• Job: Pick out each line with the word "signs" from the material that follows.
-- start Provided records --
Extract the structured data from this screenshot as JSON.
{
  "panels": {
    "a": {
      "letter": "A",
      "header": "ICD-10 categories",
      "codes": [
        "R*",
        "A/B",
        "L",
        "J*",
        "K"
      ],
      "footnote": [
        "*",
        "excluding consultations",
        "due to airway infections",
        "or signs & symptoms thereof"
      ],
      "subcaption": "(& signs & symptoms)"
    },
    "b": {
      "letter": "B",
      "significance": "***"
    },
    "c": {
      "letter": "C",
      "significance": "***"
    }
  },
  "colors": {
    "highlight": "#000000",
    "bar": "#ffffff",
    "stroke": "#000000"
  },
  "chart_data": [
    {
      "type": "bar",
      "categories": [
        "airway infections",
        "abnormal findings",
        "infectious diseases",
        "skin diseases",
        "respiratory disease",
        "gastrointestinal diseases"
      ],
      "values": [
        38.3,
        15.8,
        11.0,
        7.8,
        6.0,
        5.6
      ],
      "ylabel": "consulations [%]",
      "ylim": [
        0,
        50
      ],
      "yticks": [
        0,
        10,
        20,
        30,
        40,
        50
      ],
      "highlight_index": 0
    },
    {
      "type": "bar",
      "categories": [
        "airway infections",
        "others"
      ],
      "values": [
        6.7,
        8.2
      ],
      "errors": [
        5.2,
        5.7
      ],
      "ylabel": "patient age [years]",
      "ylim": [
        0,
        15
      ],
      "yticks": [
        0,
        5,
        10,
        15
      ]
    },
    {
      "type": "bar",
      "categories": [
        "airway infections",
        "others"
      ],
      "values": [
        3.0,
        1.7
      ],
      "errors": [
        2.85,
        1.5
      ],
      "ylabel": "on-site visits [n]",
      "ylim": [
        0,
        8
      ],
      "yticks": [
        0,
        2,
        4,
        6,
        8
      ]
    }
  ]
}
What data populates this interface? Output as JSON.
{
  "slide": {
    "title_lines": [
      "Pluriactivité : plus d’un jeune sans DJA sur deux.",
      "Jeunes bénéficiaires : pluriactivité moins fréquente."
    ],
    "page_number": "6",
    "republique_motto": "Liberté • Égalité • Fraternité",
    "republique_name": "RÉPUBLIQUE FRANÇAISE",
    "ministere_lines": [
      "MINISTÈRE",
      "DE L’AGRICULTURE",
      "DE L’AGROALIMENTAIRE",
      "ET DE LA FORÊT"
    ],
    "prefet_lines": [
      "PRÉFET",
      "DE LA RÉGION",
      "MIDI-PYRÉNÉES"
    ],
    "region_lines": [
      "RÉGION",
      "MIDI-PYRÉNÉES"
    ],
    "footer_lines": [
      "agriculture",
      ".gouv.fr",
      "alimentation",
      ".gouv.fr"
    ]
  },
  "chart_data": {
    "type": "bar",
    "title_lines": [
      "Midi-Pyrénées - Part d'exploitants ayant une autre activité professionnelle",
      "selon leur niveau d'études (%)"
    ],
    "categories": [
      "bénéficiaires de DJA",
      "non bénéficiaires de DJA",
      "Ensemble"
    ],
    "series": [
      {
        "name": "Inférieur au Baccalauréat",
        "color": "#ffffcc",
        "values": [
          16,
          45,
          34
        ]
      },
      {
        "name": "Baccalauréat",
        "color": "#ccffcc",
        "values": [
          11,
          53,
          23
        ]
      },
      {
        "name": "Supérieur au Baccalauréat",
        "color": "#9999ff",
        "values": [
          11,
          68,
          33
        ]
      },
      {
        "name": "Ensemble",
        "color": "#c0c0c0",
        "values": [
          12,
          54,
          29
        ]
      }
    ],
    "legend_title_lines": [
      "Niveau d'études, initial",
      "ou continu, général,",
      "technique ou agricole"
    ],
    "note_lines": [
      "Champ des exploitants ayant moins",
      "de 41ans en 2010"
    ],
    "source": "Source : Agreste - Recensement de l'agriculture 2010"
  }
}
-- end Provided records --
• Reply:
        "or signs & symptoms thereof"
      "subcaption": "(& signs & symptoms)"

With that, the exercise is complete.